- TASK TO CARRY OUT
Where does the string "should" appear in the records? Copy every line that contains it.

— start DATASET CONTENT —

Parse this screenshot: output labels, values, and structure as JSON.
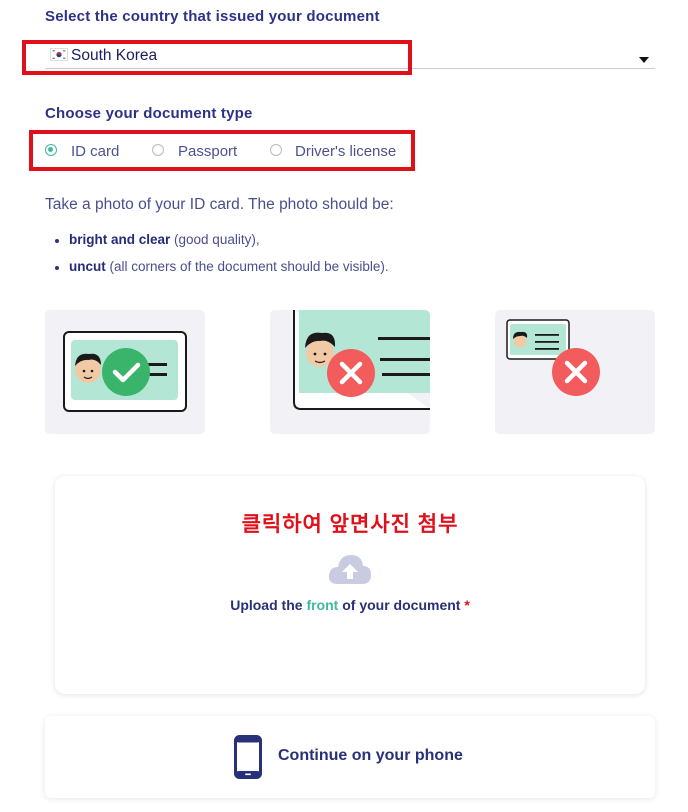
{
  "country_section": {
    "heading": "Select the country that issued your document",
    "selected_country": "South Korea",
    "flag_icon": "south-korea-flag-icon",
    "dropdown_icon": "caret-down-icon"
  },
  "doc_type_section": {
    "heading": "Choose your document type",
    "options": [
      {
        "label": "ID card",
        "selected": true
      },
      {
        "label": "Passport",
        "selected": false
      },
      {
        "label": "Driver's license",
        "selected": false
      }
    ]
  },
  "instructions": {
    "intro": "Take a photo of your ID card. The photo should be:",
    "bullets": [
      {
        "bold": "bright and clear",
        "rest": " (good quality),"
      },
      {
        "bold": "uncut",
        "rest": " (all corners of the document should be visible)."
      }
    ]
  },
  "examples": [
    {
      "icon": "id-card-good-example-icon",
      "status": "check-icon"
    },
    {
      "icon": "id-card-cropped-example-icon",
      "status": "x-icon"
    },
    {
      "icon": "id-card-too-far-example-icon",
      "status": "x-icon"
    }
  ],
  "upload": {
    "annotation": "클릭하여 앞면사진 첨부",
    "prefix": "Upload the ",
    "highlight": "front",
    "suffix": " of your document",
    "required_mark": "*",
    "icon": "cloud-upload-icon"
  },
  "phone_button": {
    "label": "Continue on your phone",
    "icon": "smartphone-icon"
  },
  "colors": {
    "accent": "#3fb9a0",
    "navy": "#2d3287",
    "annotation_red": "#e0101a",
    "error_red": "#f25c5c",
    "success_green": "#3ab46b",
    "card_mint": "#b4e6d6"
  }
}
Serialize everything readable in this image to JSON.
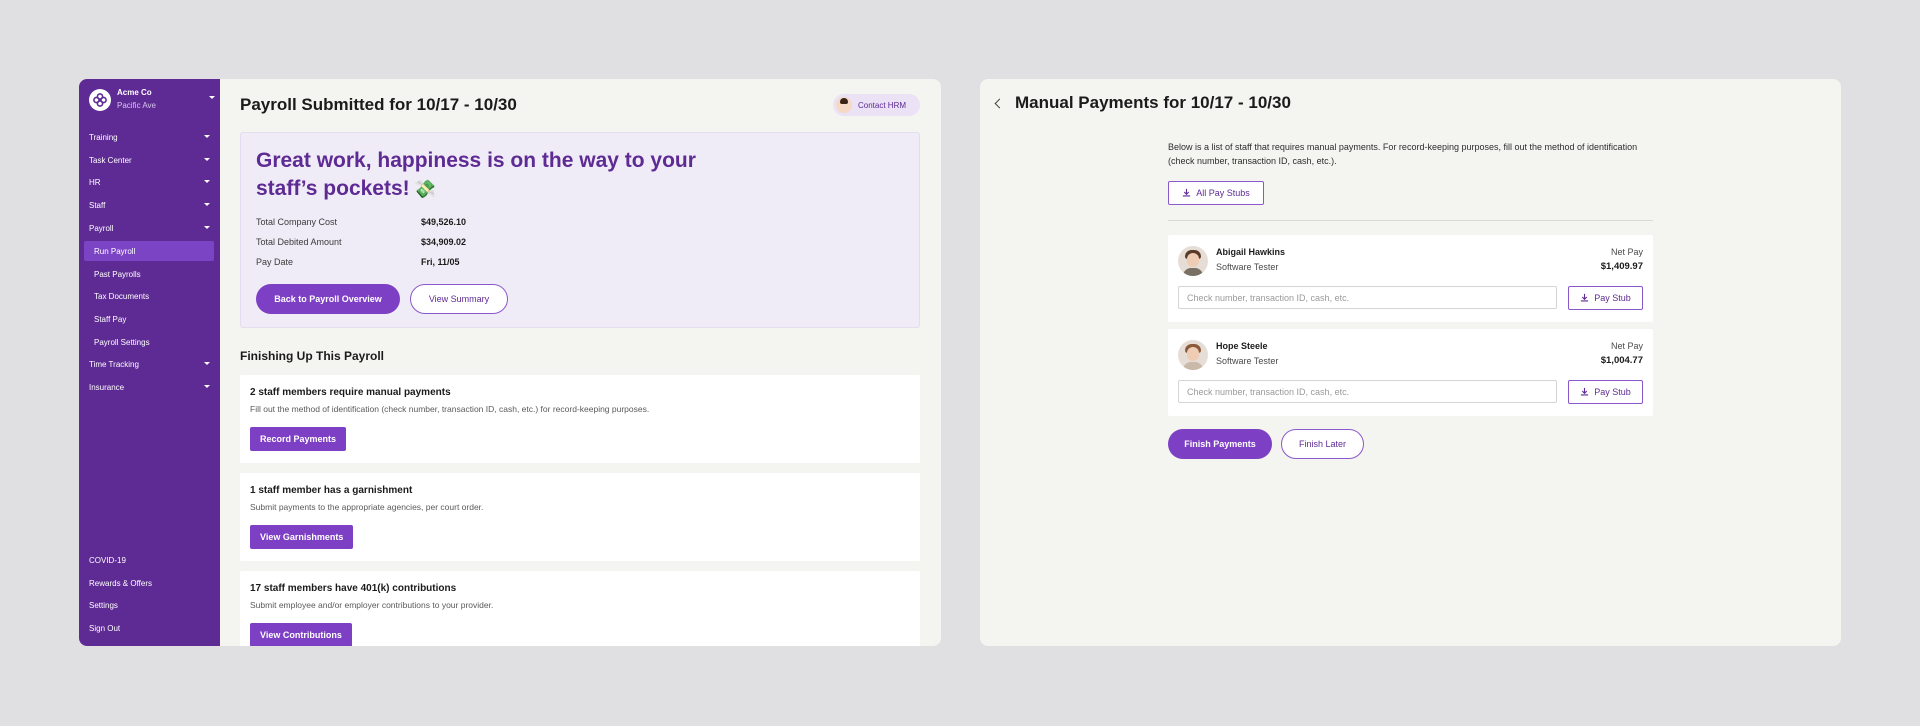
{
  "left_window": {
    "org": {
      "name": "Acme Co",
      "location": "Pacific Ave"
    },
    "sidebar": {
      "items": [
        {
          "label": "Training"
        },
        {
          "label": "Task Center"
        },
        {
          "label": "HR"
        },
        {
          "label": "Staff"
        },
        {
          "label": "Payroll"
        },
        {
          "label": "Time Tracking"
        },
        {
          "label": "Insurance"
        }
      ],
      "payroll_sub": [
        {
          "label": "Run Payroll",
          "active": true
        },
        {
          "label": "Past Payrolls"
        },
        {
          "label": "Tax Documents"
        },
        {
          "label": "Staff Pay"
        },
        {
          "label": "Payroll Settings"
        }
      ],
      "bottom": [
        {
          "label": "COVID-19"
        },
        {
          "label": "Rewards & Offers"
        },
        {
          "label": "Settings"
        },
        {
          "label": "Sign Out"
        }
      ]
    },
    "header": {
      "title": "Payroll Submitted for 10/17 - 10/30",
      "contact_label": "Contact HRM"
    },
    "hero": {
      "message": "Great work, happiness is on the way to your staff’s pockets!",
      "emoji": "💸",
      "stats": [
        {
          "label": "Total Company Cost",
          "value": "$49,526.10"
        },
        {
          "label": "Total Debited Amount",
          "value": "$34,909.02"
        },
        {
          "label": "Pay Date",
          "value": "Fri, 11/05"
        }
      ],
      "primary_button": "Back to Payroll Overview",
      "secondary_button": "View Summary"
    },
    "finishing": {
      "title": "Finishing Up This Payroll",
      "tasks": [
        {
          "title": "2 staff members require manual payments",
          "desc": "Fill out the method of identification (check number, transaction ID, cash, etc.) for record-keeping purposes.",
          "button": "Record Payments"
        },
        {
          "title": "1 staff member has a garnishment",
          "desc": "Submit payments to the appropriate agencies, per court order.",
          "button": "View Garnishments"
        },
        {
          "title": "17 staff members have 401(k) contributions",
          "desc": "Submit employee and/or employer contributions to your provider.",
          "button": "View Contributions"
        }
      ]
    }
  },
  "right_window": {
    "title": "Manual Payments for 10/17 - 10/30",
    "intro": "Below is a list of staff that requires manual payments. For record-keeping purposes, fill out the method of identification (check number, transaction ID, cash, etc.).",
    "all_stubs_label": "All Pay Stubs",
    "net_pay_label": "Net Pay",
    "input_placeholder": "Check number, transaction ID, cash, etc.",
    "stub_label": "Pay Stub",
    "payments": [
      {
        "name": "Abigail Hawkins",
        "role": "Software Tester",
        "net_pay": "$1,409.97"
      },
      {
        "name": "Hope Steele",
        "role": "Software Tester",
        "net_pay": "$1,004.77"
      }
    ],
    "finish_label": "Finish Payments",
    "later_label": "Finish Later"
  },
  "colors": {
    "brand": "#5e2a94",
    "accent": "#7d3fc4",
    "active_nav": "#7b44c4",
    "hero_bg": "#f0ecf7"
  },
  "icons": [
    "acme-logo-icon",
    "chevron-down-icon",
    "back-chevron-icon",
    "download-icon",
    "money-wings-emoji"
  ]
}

— end DATASET CONTENT —
— start DATASET CONTENT —

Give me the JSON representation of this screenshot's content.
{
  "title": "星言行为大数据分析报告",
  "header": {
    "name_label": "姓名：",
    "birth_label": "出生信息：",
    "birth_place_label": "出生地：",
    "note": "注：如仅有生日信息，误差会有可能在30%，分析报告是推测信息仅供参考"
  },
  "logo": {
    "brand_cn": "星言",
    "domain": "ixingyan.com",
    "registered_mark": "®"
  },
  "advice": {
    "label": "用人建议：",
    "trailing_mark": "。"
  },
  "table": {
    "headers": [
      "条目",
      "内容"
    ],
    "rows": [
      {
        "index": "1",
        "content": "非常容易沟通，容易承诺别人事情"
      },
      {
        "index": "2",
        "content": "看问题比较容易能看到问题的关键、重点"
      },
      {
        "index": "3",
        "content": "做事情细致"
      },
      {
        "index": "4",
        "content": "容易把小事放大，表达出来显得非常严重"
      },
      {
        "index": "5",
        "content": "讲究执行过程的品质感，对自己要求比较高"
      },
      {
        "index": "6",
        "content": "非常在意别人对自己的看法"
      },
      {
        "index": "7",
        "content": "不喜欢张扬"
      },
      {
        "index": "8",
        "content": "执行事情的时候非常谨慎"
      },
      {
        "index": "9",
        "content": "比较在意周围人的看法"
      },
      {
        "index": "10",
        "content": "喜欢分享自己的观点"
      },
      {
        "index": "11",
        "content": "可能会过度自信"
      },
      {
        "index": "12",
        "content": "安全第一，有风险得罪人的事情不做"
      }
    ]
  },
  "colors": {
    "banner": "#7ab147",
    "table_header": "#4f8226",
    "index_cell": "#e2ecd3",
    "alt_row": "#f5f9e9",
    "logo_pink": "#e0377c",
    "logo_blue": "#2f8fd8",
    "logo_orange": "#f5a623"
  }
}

— end DATASET CONTENT —

- ANSWER TO THIS PROBLEM
    "intro": "Take a photo of your ID card. The photo should be:",
        "rest": " (all corners of the document should be visible)."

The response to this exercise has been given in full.